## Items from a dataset
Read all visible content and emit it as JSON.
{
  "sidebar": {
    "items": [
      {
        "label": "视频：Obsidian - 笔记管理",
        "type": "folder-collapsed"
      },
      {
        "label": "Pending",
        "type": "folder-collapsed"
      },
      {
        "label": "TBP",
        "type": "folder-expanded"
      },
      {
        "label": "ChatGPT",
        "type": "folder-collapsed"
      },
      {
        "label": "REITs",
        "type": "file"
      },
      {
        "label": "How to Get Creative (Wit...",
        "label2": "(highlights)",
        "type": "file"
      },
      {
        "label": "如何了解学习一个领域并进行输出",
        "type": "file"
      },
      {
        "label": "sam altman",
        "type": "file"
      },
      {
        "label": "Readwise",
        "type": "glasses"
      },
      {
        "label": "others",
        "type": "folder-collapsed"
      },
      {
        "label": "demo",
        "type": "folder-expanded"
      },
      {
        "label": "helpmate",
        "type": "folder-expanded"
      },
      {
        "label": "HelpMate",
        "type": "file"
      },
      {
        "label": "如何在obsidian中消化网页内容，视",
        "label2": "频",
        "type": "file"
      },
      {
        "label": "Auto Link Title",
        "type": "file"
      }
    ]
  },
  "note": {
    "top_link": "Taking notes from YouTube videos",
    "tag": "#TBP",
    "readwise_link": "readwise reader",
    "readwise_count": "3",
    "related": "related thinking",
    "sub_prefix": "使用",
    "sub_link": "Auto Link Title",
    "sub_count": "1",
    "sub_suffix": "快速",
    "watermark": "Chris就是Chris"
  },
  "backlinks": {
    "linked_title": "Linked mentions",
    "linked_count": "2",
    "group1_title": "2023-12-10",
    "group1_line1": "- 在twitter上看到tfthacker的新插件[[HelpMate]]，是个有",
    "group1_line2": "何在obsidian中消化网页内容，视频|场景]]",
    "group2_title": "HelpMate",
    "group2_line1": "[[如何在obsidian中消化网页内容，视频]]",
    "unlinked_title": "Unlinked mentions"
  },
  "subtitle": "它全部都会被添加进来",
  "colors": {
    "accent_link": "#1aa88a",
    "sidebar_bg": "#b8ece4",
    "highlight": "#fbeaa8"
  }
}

## Exercise details
Reproduce the data in full, exactly as presented.

## Exercise output
Read all visible content and emit it as JSON.
{
  "sidebar": {
    "items": [
      {
        "label": "视频：Obsidian - 笔记管理",
        "type": "folder-collapsed"
      },
      {
        "label": "Pending",
        "type": "folder-collapsed"
      },
      {
        "label": "TBP",
        "type": "folder-expanded"
      },
      {
        "label": "ChatGPT",
        "type": "folder-collapsed"
      },
      {
        "label": "REITs",
        "type": "file"
      },
      {
        "label": "How to Get Creative (Wit...",
        "label2": "(highlights)",
        "type": "file"
      },
      {
        "label": "如何了解学习一个领域并进行输出",
        "type": "file"
      },
      {
        "label": "sam altman",
        "type": "file"
      },
      {
        "label": "Readwise",
        "type": "glasses"
      },
      {
        "label": "others",
        "type": "folder-collapsed"
      },
      {
        "label": "demo",
        "type": "folder-expanded"
      },
      {
        "label": "helpmate",
        "type": "folder-expanded"
      },
      {
        "label": "HelpMate",
        "type": "file"
      },
      {
        "label": "如何在obsidian中消化网页内容，视",
        "label2": "频",
        "type": "file"
      },
      {
        "label": "Auto Link Title",
        "type": "file"
      }
    ]
  },
  "note": {
    "top_link": "Taking notes from YouTube videos",
    "tag": "#TBP",
    "readwise_link": "readwise reader",
    "readwise_count": "3",
    "related": "related thinking",
    "sub_prefix": "使用",
    "sub_link": "Auto Link Title",
    "sub_count": "1",
    "sub_suffix": "快速",
    "watermark": "Chris就是Chris"
  },
  "backlinks": {
    "linked_title": "Linked mentions",
    "linked_count": "2",
    "group1_title": "2023-12-10",
    "group1_line1": "- 在twitter上看到tfthacker的新插件[[HelpMate]]，是个有",
    "group1_line2": "何在obsidian中消化网页内容，视频|场景]]",
    "group2_title": "HelpMate",
    "group2_line1": "[[如何在obsidian中消化网页内容，视频]]",
    "unlinked_title": "Unlinked mentions"
  },
  "subtitle": "它全部都会被添加进来",
  "colors": {
    "accent_link": "#1aa88a",
    "sidebar_bg": "#b8ece4",
    "highlight": "#fbeaa8"
  }
}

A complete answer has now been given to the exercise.